■ **WHAT TO DO**:
Report back every line of the entries that contains "Medhä", exactly as written.

(Figure record extracts)
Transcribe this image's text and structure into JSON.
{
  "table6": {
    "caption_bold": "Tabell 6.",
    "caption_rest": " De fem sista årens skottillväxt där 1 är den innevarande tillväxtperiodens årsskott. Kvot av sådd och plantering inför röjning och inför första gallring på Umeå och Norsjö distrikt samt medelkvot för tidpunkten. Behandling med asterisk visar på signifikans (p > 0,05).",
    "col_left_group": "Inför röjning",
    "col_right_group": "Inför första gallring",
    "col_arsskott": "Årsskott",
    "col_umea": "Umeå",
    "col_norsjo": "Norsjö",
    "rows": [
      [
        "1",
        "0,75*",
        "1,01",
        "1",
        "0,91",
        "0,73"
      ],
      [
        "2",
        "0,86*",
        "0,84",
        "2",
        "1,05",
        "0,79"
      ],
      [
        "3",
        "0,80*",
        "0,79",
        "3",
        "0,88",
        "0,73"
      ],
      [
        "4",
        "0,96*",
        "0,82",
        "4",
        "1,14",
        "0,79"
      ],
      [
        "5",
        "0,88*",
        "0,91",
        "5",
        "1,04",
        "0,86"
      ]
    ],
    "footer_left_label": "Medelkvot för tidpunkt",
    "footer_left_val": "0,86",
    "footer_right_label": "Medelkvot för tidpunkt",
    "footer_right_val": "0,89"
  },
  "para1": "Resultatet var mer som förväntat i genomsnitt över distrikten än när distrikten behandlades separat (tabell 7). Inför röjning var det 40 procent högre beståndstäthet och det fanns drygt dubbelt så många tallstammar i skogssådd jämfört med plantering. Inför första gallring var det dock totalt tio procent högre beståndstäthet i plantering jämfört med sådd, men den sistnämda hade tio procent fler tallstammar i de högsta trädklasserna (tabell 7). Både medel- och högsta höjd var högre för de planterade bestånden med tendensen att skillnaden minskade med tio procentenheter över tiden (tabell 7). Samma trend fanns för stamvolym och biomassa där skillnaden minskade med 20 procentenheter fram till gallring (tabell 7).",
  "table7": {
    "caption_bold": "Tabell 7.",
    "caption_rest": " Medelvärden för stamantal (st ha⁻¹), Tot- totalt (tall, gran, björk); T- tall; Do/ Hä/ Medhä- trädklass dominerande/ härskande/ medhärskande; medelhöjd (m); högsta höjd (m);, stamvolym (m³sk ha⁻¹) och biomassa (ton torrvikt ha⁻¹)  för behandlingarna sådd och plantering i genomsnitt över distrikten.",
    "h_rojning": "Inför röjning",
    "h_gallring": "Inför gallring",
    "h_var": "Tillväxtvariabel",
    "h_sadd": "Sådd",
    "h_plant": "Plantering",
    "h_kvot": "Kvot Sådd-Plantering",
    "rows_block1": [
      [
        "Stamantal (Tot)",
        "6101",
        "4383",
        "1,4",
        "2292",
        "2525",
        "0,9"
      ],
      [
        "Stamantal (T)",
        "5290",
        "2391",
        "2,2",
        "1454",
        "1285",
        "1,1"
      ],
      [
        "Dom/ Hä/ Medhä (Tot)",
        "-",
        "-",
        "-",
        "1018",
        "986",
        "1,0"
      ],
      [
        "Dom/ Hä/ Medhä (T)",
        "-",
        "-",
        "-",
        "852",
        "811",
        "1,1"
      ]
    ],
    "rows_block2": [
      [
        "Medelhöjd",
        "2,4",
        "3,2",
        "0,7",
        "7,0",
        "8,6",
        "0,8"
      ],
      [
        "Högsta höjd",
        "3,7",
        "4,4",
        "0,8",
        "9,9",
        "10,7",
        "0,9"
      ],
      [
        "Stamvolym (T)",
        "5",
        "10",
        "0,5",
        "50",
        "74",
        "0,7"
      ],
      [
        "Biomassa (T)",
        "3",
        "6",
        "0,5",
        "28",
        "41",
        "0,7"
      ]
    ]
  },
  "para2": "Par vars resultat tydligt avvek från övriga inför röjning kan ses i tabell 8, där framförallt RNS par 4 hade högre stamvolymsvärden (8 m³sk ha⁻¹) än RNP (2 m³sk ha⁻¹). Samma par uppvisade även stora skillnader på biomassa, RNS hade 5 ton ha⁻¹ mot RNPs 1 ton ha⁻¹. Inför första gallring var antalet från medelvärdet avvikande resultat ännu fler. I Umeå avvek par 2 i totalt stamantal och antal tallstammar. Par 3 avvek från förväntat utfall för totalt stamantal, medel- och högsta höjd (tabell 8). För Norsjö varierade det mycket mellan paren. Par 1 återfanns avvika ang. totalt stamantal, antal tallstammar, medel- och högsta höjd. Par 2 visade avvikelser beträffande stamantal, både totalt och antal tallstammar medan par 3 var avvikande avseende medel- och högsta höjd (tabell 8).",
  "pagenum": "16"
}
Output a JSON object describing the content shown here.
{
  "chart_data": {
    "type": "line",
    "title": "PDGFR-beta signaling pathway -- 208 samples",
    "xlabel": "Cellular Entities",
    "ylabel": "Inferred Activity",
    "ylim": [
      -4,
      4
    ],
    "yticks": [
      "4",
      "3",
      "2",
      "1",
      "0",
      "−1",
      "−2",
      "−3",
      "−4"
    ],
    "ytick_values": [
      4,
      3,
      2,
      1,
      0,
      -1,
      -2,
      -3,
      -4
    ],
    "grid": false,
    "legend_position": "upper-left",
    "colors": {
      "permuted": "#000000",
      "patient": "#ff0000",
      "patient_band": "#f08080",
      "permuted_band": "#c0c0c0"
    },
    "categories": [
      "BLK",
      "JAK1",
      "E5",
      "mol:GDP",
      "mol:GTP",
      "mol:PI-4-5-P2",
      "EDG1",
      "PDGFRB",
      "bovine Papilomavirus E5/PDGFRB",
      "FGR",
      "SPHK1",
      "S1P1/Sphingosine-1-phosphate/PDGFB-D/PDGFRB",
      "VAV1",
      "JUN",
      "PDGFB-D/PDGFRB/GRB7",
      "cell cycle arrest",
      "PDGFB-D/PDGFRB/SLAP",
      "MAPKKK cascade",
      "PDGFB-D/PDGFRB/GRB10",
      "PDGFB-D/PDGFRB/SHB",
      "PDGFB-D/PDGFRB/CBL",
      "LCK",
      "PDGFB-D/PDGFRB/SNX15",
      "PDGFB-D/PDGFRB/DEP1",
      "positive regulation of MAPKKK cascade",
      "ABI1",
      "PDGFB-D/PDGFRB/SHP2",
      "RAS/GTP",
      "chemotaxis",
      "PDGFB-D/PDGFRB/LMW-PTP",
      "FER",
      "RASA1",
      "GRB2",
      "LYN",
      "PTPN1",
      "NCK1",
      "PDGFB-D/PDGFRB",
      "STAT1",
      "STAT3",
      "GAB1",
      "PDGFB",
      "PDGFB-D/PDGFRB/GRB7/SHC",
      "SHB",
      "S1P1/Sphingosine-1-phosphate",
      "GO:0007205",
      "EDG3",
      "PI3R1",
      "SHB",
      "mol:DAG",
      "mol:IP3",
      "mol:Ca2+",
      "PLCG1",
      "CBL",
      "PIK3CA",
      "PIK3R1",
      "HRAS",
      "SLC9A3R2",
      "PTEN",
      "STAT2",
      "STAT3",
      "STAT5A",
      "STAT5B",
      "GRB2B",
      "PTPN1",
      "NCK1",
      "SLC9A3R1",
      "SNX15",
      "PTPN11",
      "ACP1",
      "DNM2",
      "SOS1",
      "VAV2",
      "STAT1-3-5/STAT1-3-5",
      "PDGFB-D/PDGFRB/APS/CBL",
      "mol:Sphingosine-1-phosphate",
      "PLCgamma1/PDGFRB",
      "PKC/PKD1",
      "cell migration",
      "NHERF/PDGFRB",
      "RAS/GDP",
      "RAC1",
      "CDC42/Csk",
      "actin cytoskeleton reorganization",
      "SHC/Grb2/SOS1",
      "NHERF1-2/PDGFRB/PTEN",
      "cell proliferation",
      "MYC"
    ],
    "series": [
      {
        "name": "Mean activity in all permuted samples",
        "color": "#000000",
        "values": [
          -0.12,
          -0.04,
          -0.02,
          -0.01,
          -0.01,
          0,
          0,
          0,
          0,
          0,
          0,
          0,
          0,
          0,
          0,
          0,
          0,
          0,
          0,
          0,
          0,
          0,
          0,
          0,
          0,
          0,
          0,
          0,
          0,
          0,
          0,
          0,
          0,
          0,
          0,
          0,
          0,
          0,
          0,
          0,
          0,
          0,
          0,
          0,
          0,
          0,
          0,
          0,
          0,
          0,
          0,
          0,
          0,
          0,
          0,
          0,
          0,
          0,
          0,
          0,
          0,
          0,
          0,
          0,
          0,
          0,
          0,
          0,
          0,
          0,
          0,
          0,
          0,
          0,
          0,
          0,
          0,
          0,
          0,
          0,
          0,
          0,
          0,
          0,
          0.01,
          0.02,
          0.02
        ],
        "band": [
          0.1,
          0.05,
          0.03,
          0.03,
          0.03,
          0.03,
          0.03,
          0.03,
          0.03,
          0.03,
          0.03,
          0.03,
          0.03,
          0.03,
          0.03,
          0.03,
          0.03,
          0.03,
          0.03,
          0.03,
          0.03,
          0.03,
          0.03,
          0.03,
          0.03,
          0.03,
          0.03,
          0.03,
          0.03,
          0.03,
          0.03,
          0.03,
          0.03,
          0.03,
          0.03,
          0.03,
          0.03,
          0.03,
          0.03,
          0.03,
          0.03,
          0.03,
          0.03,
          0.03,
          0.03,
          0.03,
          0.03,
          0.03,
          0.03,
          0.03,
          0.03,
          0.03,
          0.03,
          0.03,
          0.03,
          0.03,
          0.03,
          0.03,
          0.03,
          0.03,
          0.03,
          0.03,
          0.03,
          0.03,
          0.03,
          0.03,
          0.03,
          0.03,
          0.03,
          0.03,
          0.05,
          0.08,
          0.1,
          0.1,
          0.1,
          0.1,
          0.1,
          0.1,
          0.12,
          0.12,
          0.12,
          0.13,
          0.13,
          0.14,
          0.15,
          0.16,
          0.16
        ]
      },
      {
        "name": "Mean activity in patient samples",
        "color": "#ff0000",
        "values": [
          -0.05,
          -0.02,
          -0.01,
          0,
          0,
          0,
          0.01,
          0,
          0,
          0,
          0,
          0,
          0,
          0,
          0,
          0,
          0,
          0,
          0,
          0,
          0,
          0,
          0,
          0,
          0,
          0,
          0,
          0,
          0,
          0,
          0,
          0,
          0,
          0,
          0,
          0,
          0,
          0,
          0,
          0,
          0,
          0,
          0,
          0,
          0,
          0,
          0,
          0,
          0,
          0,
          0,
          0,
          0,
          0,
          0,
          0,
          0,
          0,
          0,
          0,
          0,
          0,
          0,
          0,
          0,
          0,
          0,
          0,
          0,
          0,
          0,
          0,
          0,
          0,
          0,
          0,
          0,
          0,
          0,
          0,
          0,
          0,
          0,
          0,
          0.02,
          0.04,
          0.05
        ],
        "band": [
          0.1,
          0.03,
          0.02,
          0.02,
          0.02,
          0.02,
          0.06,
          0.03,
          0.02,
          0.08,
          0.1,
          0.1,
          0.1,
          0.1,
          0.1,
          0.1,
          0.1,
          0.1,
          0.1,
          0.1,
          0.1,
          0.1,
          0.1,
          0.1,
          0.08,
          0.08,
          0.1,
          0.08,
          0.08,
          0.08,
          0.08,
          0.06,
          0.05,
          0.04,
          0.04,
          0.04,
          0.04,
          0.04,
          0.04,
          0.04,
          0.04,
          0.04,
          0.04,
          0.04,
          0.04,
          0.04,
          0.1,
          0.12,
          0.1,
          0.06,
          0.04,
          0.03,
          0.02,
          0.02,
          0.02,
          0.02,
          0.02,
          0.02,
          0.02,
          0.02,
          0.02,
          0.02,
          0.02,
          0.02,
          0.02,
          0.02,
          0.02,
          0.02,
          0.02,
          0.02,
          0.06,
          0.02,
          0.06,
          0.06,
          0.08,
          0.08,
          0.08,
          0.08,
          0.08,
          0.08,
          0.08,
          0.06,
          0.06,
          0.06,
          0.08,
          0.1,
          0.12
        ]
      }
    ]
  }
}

■ **EXPECTED ANSWER**:
    "caption_rest": " Medelvärden för stamantal (st ha⁻¹), Tot- totalt (tall, gran, björk); T- tall; Do/ Hä/ Medhä- trädklass dominerande/ härskande/ medhärskande; medelhöjd (m); högsta höjd (m);, stamvolym (m³sk ha⁻¹) och biomassa (ton torrvikt ha⁻¹)  för behandlingarna sådd och plantering i genomsnitt över distrikten.",
        "Dom/ Hä/ Medhä (Tot)",
        "Dom/ Hä/ Medhä (T)",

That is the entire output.